--- start ---

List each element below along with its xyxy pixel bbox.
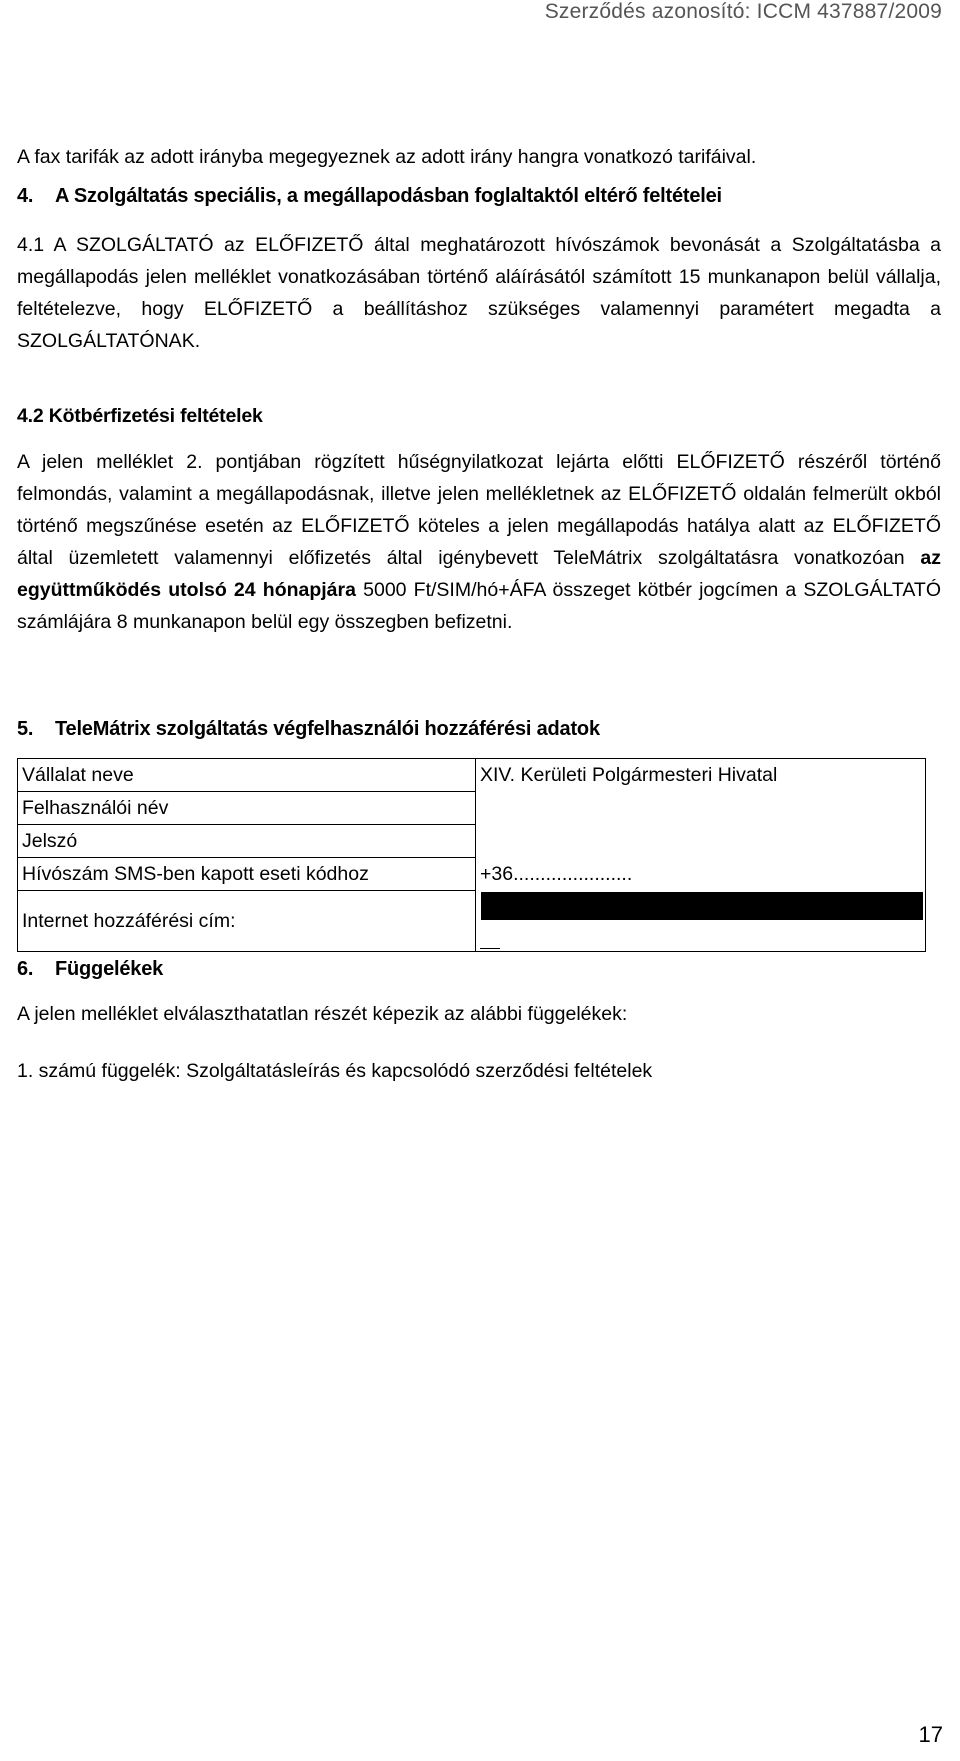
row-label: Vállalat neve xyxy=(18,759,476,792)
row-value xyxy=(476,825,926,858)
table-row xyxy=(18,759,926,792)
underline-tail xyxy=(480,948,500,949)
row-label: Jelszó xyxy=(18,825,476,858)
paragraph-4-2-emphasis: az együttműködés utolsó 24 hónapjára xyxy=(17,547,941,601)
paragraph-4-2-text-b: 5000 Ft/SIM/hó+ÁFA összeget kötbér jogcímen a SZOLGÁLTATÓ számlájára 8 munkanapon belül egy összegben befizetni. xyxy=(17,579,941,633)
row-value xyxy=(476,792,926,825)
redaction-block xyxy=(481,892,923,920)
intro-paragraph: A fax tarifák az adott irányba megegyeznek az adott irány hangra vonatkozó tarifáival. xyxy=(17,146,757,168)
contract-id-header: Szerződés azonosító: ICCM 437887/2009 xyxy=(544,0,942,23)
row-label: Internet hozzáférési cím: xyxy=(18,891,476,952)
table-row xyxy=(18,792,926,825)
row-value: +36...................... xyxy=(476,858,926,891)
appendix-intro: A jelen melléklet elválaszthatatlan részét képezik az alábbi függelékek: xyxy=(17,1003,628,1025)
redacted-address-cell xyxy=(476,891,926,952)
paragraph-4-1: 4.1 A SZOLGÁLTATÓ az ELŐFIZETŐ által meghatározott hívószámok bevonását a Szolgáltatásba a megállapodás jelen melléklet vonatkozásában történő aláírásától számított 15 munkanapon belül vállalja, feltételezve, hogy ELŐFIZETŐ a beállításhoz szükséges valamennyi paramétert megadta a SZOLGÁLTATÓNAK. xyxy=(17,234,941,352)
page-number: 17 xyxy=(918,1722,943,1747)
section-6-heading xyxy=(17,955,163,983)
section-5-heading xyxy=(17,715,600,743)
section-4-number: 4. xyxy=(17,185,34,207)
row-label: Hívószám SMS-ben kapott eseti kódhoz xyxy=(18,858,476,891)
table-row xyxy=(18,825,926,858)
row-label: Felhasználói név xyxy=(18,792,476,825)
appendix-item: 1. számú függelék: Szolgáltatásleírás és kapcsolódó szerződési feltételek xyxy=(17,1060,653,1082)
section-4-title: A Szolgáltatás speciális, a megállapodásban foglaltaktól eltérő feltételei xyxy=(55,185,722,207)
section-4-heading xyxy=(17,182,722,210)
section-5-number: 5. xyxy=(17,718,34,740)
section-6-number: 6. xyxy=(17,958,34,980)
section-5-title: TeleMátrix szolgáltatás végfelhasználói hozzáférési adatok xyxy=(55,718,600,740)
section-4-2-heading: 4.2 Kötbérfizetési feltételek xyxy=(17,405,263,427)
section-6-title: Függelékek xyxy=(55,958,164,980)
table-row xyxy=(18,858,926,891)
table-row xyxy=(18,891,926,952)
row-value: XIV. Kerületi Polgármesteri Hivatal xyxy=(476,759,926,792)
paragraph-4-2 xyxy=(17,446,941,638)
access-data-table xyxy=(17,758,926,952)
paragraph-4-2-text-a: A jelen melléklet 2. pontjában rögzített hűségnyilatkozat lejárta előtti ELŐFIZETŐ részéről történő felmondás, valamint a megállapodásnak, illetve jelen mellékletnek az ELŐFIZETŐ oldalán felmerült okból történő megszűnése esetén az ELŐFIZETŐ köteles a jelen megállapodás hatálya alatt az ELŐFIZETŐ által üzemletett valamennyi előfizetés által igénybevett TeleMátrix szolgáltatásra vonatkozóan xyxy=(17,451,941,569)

--- end ---
--- start ---

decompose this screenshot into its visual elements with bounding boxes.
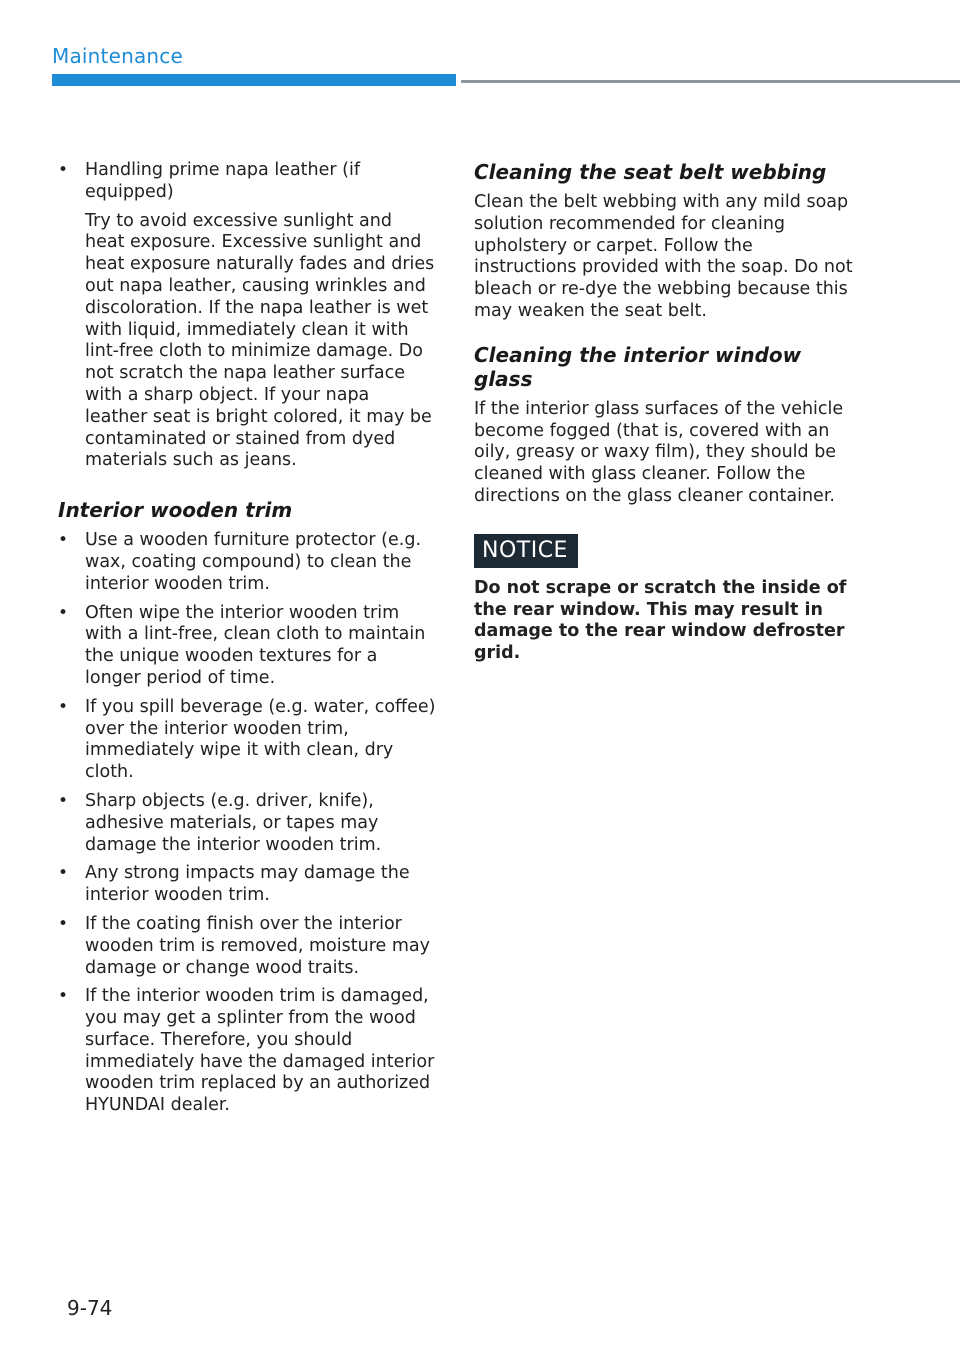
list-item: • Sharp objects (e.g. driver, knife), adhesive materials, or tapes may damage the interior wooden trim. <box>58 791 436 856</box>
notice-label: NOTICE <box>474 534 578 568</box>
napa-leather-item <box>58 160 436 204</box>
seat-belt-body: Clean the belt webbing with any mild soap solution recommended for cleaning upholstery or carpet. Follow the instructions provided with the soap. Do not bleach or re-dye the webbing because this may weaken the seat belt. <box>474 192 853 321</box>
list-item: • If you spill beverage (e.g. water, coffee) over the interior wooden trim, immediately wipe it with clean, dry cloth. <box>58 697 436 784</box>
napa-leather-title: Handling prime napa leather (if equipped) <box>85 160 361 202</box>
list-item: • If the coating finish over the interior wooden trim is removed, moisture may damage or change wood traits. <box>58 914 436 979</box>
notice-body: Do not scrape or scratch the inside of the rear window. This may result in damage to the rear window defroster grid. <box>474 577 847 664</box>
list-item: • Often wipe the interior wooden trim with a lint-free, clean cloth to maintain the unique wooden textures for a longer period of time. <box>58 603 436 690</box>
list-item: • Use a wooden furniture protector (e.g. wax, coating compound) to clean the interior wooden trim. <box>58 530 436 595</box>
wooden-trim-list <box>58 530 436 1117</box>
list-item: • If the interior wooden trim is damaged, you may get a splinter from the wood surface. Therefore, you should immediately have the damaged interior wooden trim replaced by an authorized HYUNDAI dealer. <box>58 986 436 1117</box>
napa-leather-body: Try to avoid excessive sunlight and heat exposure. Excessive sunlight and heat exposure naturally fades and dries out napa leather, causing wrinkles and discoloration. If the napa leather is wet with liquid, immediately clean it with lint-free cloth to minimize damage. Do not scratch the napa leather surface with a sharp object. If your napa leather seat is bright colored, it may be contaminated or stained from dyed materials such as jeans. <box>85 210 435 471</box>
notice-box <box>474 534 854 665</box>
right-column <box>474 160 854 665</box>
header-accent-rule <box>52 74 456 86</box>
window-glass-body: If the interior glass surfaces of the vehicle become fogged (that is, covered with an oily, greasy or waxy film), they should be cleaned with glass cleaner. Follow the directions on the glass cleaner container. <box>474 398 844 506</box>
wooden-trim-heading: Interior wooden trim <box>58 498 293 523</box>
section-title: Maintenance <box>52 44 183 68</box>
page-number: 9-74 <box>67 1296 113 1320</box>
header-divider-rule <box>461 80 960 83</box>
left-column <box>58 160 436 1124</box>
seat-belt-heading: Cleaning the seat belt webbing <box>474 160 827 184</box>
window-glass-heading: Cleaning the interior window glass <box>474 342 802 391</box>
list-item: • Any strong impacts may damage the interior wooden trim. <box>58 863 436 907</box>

--- end ---

Rewrite as a numbered list the part of the lines above that opens with the line containing "list-item: • Sharp" and closes with the line containing "napa-leather-item <box>58 160 436 204</box>", leaving out any blank lines.

* **TASK RESPONSE**:
1. list-item: • Sharp objects (e.g. driver, knife), adhesive materials, or tapes may damage the interior wooden trim. <box>58 791 436 856</box>
2. notice-label: NOTICE <box>474 534 578 568</box>
3. napa-leather-item <box>58 160 436 204</box>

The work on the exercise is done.